* **YOUR TASK**
Write out the material below again, unchanged.

(Chart and figure data)
========
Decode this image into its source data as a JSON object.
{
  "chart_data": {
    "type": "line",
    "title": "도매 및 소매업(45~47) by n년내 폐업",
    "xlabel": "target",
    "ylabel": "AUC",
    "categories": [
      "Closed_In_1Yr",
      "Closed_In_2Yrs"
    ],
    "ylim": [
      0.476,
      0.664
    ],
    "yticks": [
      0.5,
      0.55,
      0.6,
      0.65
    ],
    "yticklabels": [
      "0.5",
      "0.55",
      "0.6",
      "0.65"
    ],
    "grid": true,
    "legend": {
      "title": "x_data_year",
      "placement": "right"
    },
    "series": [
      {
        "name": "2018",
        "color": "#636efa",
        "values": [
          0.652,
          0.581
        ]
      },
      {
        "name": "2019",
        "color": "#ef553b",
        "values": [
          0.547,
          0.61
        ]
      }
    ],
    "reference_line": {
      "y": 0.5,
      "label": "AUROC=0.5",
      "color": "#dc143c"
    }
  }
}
========
* **EXERCISE RESPONSE**
Decode this image into its source data as a JSON object.
{
  "chart_data": {
    "type": "line",
    "title": "도매 및 소매업(45~47) by n년내 폐업",
    "xlabel": "target",
    "ylabel": "AUC",
    "categories": [
      "Closed_In_1Yr",
      "Closed_In_2Yrs"
    ],
    "ylim": [
      0.476,
      0.664
    ],
    "yticks": [
      0.5,
      0.55,
      0.6,
      0.65
    ],
    "yticklabels": [
      "0.5",
      "0.55",
      "0.6",
      "0.65"
    ],
    "grid": true,
    "legend": {
      "title": "x_data_year",
      "placement": "right"
    },
    "series": [
      {
        "name": "2018",
        "color": "#636efa",
        "values": [
          0.652,
          0.581
        ]
      },
      {
        "name": "2019",
        "color": "#ef553b",
        "values": [
          0.547,
          0.61
        ]
      }
    ],
    "reference_line": {
      "y": 0.5,
      "label": "AUROC=0.5",
      "color": "#dc143c"
    }
  }
}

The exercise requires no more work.